Records

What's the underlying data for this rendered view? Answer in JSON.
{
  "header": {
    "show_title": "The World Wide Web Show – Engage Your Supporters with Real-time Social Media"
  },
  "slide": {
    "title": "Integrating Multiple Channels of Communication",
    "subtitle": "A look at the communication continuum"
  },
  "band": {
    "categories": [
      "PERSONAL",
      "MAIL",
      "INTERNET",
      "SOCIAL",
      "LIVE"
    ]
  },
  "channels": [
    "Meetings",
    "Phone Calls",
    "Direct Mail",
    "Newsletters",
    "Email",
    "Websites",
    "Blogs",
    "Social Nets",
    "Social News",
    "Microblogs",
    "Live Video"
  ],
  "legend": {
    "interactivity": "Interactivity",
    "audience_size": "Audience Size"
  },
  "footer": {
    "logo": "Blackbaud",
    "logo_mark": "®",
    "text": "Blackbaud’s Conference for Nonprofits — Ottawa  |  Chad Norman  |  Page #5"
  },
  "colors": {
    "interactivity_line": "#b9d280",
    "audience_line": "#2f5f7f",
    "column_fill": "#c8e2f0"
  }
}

**TASK GOAL:** Copy out the material word for word and line for line.

**EXERCISE ANSWER:**
What's the underlying data for this rendered view? Answer in JSON.
{
  "header": {
    "show_title": "The World Wide Web Show – Engage Your Supporters with Real-time Social Media"
  },
  "slide": {
    "title": "Integrating Multiple Channels of Communication",
    "subtitle": "A look at the communication continuum"
  },
  "band": {
    "categories": [
      "PERSONAL",
      "MAIL",
      "INTERNET",
      "SOCIAL",
      "LIVE"
    ]
  },
  "channels": [
    "Meetings",
    "Phone Calls",
    "Direct Mail",
    "Newsletters",
    "Email",
    "Websites",
    "Blogs",
    "Social Nets",
    "Social News",
    "Microblogs",
    "Live Video"
  ],
  "legend": {
    "interactivity": "Interactivity",
    "audience_size": "Audience Size"
  },
  "footer": {
    "logo": "Blackbaud",
    "logo_mark": "®",
    "text": "Blackbaud’s Conference for Nonprofits — Ottawa  |  Chad Norman  |  Page #5"
  },
  "colors": {
    "interactivity_line": "#b9d280",
    "audience_line": "#2f5f7f",
    "column_fill": "#c8e2f0"
  }
}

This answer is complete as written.